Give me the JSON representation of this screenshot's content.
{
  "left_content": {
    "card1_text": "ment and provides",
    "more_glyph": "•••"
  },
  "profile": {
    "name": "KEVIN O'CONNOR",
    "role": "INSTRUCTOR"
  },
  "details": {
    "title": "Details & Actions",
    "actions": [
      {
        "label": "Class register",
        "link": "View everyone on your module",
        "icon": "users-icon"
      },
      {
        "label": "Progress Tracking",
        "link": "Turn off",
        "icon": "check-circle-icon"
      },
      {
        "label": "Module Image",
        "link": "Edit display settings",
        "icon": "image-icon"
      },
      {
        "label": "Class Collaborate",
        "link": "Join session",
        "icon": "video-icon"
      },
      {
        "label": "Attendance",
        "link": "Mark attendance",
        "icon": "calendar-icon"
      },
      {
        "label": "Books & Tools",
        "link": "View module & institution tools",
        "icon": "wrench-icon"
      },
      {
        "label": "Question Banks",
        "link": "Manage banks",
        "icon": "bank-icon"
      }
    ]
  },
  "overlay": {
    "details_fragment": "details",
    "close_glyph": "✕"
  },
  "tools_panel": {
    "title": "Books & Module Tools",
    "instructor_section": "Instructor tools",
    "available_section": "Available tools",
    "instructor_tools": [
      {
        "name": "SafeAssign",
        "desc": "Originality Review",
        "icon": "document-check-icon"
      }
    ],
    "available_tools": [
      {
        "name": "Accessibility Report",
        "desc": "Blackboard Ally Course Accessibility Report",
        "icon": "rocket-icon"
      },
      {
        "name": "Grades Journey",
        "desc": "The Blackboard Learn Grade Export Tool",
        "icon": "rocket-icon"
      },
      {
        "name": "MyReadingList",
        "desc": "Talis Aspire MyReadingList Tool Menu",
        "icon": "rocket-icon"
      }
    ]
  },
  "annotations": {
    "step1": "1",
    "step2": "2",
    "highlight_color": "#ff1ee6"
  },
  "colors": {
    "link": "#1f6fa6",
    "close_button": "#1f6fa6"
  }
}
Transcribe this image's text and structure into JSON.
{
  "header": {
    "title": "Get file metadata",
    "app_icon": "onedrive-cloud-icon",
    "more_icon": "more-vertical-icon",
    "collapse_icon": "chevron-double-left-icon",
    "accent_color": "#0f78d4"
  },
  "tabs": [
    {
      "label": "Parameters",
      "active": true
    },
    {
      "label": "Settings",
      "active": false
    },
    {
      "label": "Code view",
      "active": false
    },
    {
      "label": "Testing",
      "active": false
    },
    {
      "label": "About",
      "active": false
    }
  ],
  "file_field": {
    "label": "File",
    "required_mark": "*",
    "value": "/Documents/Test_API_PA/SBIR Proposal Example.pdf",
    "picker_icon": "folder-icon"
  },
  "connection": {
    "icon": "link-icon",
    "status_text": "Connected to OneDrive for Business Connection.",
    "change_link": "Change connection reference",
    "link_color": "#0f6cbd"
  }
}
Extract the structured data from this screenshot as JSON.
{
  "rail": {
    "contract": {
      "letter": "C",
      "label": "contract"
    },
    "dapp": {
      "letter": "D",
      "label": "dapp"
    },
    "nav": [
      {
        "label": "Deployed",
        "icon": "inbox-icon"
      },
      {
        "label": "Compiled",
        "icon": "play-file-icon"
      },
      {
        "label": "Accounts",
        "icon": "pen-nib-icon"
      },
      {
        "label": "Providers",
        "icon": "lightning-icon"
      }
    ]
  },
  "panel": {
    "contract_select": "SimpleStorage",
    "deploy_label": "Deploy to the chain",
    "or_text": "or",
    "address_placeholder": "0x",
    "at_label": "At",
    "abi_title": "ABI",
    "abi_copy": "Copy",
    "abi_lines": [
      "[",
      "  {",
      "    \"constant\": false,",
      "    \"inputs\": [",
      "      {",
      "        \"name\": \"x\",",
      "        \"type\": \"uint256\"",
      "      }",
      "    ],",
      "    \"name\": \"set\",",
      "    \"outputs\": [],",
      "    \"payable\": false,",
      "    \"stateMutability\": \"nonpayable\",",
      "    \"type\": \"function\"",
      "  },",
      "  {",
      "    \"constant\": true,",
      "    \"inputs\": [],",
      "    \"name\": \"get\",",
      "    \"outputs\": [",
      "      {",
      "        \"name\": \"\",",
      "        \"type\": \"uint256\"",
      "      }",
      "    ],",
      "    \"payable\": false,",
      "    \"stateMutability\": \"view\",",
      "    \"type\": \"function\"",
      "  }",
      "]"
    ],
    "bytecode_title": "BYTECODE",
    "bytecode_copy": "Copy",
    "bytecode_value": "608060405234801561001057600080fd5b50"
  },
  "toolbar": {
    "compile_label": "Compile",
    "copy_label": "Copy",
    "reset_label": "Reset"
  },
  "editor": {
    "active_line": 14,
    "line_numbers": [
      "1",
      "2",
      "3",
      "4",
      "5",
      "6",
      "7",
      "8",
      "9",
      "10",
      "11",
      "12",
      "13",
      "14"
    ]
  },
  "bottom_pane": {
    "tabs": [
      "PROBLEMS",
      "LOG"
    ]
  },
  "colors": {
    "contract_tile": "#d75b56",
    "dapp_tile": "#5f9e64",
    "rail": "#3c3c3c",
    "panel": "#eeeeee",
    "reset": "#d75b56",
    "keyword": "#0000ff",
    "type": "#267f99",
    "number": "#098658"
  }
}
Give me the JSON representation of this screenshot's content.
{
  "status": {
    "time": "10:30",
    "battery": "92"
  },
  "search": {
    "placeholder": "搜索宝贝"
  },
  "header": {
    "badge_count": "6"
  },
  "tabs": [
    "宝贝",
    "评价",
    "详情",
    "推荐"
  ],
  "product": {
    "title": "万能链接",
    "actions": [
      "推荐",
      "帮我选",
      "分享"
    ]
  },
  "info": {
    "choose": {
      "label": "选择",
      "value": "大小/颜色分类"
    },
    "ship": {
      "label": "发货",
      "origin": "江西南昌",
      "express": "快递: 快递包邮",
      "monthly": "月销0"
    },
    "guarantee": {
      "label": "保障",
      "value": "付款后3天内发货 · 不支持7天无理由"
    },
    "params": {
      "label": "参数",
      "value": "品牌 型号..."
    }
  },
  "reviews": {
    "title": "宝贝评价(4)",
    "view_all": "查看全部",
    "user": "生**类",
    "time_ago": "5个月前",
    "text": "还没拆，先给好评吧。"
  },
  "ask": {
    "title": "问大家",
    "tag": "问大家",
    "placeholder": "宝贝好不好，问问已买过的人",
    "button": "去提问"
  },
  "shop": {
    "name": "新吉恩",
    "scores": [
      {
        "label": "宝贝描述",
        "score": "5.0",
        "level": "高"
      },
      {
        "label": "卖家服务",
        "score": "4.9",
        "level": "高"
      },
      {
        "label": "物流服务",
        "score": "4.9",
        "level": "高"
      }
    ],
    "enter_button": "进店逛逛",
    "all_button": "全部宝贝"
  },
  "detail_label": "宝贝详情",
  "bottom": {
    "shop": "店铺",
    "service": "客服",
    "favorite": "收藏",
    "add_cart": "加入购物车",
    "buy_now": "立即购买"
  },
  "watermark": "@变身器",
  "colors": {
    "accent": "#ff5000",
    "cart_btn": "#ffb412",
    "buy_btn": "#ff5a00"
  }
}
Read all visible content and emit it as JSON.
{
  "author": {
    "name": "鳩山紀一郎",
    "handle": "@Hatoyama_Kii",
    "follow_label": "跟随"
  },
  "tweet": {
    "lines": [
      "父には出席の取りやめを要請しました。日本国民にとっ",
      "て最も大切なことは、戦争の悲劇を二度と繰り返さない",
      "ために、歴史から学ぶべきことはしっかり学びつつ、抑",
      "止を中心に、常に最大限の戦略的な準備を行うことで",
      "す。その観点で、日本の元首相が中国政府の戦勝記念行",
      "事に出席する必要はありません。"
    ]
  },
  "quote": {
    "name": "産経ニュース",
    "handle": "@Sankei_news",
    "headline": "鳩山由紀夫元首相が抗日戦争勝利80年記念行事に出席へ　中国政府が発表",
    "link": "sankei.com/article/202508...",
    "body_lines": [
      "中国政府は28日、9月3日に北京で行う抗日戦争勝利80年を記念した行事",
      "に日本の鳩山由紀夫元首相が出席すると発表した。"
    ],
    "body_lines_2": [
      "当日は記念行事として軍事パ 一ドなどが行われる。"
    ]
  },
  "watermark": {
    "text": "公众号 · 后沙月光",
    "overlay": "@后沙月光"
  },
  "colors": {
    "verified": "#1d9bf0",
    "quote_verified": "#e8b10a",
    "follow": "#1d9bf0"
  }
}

************

● Work required
Give only the number of lines in the material above that include the word "stateMutability".

● Exercise answer
2